▶ **Your instructions**:
Quote the records beneath, complete and exact. Leave out images.

start Data provided

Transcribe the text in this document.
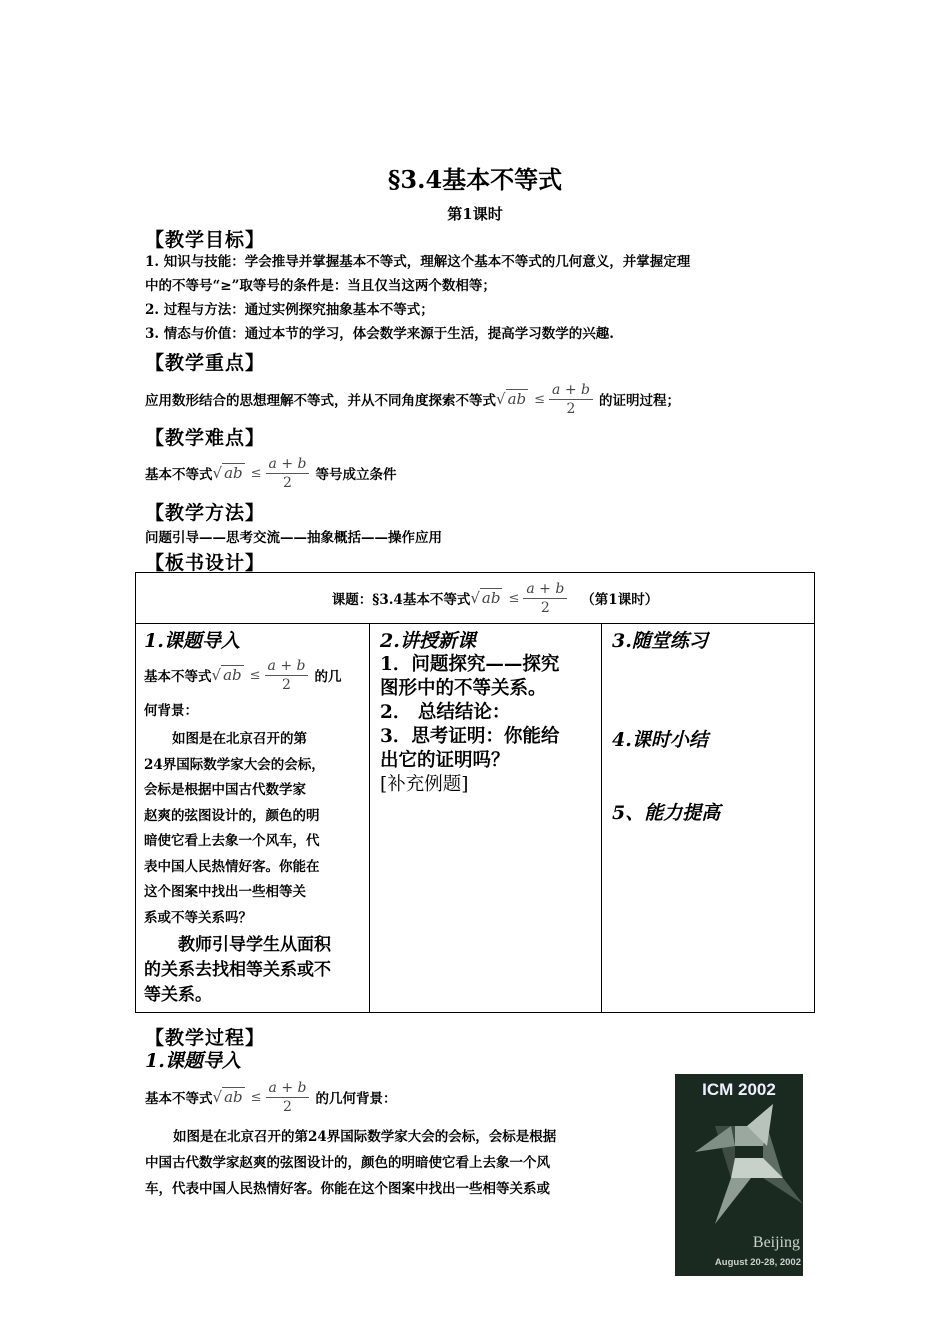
§3.4基本不等式
第1课时
【教学目标】
1. 知识与技能：学会推导并掌握基本不等式，理解这个基本不等式的几何意义，并掌握定理
中的不等号“≥”取等号的条件是：当且仅当这两个数相等；
2. 过程与方法：通过实例探究抽象基本不等式；
3. 情态与价值：通过本节的学习，体会数学来源于生活，提高学习数学的兴趣.
【教学重点】
应用数形结合的思想理解不等式，并从不同角度探索不等式 √ ab ≤ $\frac{a + b}{2}$ 的证明过程；
【教学难点】
基本不等式 √ ab ≤ $\frac{a + b}{2}$ 等号成立条件
【教学方法】
问题引导——思考交流——抽象概括——操作应用
【板书设计】
课题：§3.4基本不等式 √ ab ≤ $\frac{a + b}{2}$ （第1课时）

1.课题导入
基本不等式 √ ab ≤ $\frac{a + b}{2}$ 的几
何背景：
如图是在北京召开的第
24界国际数学家大会的会标，
会标是根据中国古代数学家
赵爽的弦图设计的，颜色的明
暗使它看上去象一个风车，代
表中国人民热情好客。你能在
这个图案中找出一些相等关
系或不等关系吗？
教师引导学生从面积
的关系去找相等关系或不
等关系。

2.讲授新课
1．问题探究——探究
图形中的不等关系。
2． 总结结论：
3．思考证明：你能给
出它的证明吗？
[补充例题]

3.随堂练习
4.课时小结
5、能力提高
【教学过程】
1.课题导入
基本不等式 √ ab ≤ $\frac{a + b}{2}$ 的几何背景：
如图是在北京召开的第24界国际数学家大会的会标，会标是根据
中国古代数学家赵爽的弦图设计的，颜色的明暗使它看上去象一个风
车，代表中国人民热情好客。你能在这个图案中找出一些相等关系或
ICM 2002
Beijing
August 20-28, 2002
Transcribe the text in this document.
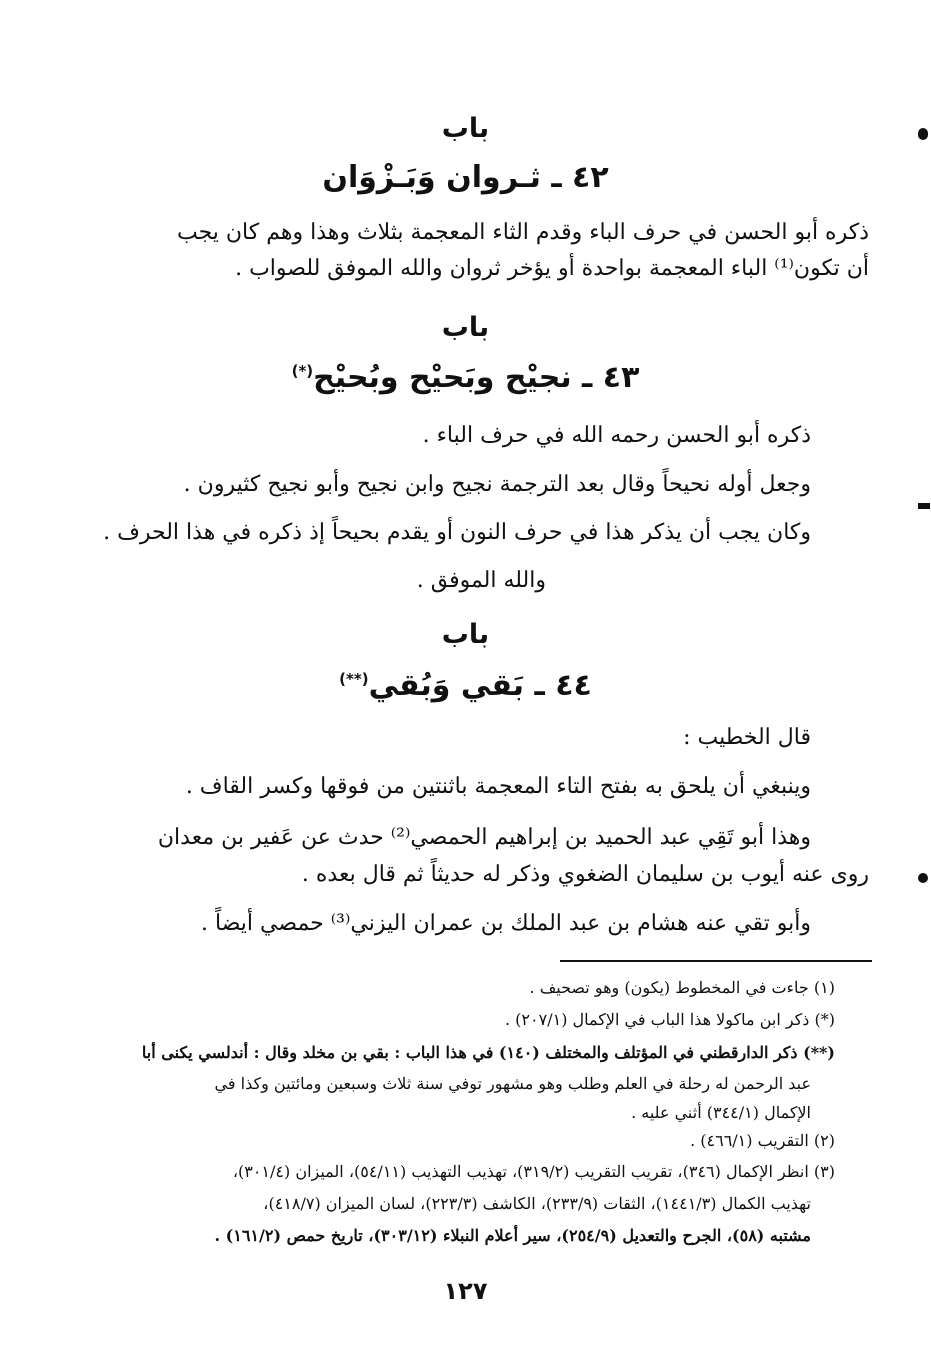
باب
٤٢ ـ ثـروان وَبَـزْوَان
ذكره أبو الحسن في حرف الباء وقدم الثاء المعجمة بثلاث وهذا وهم كان يجب
أن تكون⁽¹⁾ الباء المعجمة بواحدة أو يؤخر ثروان والله الموفق للصواب .
باب
٤٣ ـ نجيْح وبَحيْح وبُحيْح(*)
ذكره أبو الحسن رحمه الله في حرف الباء .
وجعل أوله نحيحاً وقال بعد الترجمة نجيح وابن نجيح وأبو نجيح كثيرون .
وكان يجب أن يذكر هذا في حرف النون أو يقدم بحيحاً إذ ذكره في هذا الحرف .
والله الموفق .
باب
٤٤ ـ بَقي وَبُقي(**)
قال الخطيب :
وينبغي أن يلحق به بفتح التاء المعجمة باثنتين من فوقها وكسر القاف .
وهذا أبو تَقِي عبد الحميد بن إبراهيم الحمصي⁽²⁾ حدث عن عَفير بن معدان
روى عنه أيوب بن سليمان الضغوي وذكر له حديثاً ثم قال بعده .
وأبو تقي عنه هشام بن عبد الملك بن عمران اليزني⁽³⁾ حمصي أيضاً .
(١) جاءت في المخطوط (يكون) وهو تصحيف .
(*) ذكر ابن ماكولا هذا الباب في الإكمال (٢٠٧/١) .
(**) ذكر الدارقطني في المؤتلف والمختلف (١٤٠) في هذا الباب : بقي بن مخلد وقال : أندلسي يكنى أبا
عبد الرحمن له رحلة في العلم وطلب وهو مشهور توفي سنة ثلاث وسبعين ومائتين وكذا في
الإكمال (٣٤٤/١) أثني عليه .
(٢) التقريب (٤٦٦/١) .
(٣) انظر الإكمال (٣٤٦)، تقريب التقريب (٣١٩/٢)، تهذيب التهذيب (٥٤/١١)، الميزان (٣٠١/٤)،
تهذيب الكمال (١٤٤١/٣)، الثقات (٢٣٣/٩)، الكاشف (٢٢٣/٣)، لسان الميزان (٤١٨/٧)،
مشتبه (٥٨)، الجرح والتعديل (٢٥٤/٩)، سير أعلام النبلاء (٣٠٣/١٢)، تاريخ حمص (١٦١/٢) .
١٢٧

end Data provided

▶ **Exercise result**:
Transcribe the text in this document.
§3.4基本不等式
第1课时
【教学目标】
1. 知识与技能：学会推导并掌握基本不等式，理解这个基本不等式的几何意义，并掌握定理
中的不等号“≥”取等号的条件是：当且仅当这两个数相等；
2. 过程与方法：通过实例探究抽象基本不等式；
3. 情态与价值：通过本节的学习，体会数学来源于生活，提高学习数学的兴趣.
【教学重点】
应用数形结合的思想理解不等式，并从不同角度探索不等式 √ ab ≤ $\frac{a + b}{2}$ 的证明过程；
【教学难点】
基本不等式 √ ab ≤ $\frac{a + b}{2}$ 等号成立条件
【教学方法】
问题引导——思考交流——抽象概括——操作应用
【板书设计】
课题：§3.4基本不等式 √ ab ≤ $\frac{a + b}{2}$ （第1课时）

1.课题导入
基本不等式 √ ab ≤ $\frac{a + b}{2}$ 的几
何背景：
如图是在北京召开的第
24界国际数学家大会的会标，
会标是根据中国古代数学家
赵爽的弦图设计的，颜色的明
暗使它看上去象一个风车，代
表中国人民热情好客。你能在
这个图案中找出一些相等关
系或不等关系吗？
教师引导学生从面积
的关系去找相等关系或不
等关系。

2.讲授新课
1．问题探究——探究
图形中的不等关系。
2． 总结结论：
3．思考证明：你能给
出它的证明吗？
[补充例题]

3.随堂练习
4.课时小结
5、能力提高
【教学过程】
1.课题导入
基本不等式 √ ab ≤ $\frac{a + b}{2}$ 的几何背景：
如图是在北京召开的第24界国际数学家大会的会标，会标是根据
中国古代数学家赵爽的弦图设计的，颜色的明暗使它看上去象一个风
车，代表中国人民热情好客。你能在这个图案中找出一些相等关系或
ICM 2002
Beijing
August 20-28, 2002
Transcribe the text in this document.
باب
٤٢ ـ ثـروان وَبَـزْوَان
ذكره أبو الحسن في حرف الباء وقدم الثاء المعجمة بثلاث وهذا وهم كان يجب
أن تكون⁽¹⁾ الباء المعجمة بواحدة أو يؤخر ثروان والله الموفق للصواب .
باب
٤٣ ـ نجيْح وبَحيْح وبُحيْح(*)
ذكره أبو الحسن رحمه الله في حرف الباء .
وجعل أوله نحيحاً وقال بعد الترجمة نجيح وابن نجيح وأبو نجيح كثيرون .
وكان يجب أن يذكر هذا في حرف النون أو يقدم بحيحاً إذ ذكره في هذا الحرف .
والله الموفق .
باب
٤٤ ـ بَقي وَبُقي(**)
قال الخطيب :
وينبغي أن يلحق به بفتح التاء المعجمة باثنتين من فوقها وكسر القاف .
وهذا أبو تَقِي عبد الحميد بن إبراهيم الحمصي⁽²⁾ حدث عن عَفير بن معدان
روى عنه أيوب بن سليمان الضغوي وذكر له حديثاً ثم قال بعده .
وأبو تقي عنه هشام بن عبد الملك بن عمران اليزني⁽³⁾ حمصي أيضاً .
(١) جاءت في المخطوط (يكون) وهو تصحيف .
(*) ذكر ابن ماكولا هذا الباب في الإكمال (٢٠٧/١) .
(**) ذكر الدارقطني في المؤتلف والمختلف (١٤٠) في هذا الباب : بقي بن مخلد وقال : أندلسي يكنى أبا
عبد الرحمن له رحلة في العلم وطلب وهو مشهور توفي سنة ثلاث وسبعين ومائتين وكذا في
الإكمال (٣٤٤/١) أثني عليه .
(٢) التقريب (٤٦٦/١) .
(٣) انظر الإكمال (٣٤٦)، تقريب التقريب (٣١٩/٢)، تهذيب التهذيب (٥٤/١١)، الميزان (٣٠١/٤)،
تهذيب الكمال (١٤٤١/٣)، الثقات (٢٣٣/٩)، الكاشف (٢٢٣/٣)، لسان الميزان (٤١٨/٧)،
مشتبه (٥٨)، الجرح والتعديل (٢٥٤/٩)، سير أعلام النبلاء (٣٠٣/١٢)، تاريخ حمص (١٦١/٢) .
١٢٧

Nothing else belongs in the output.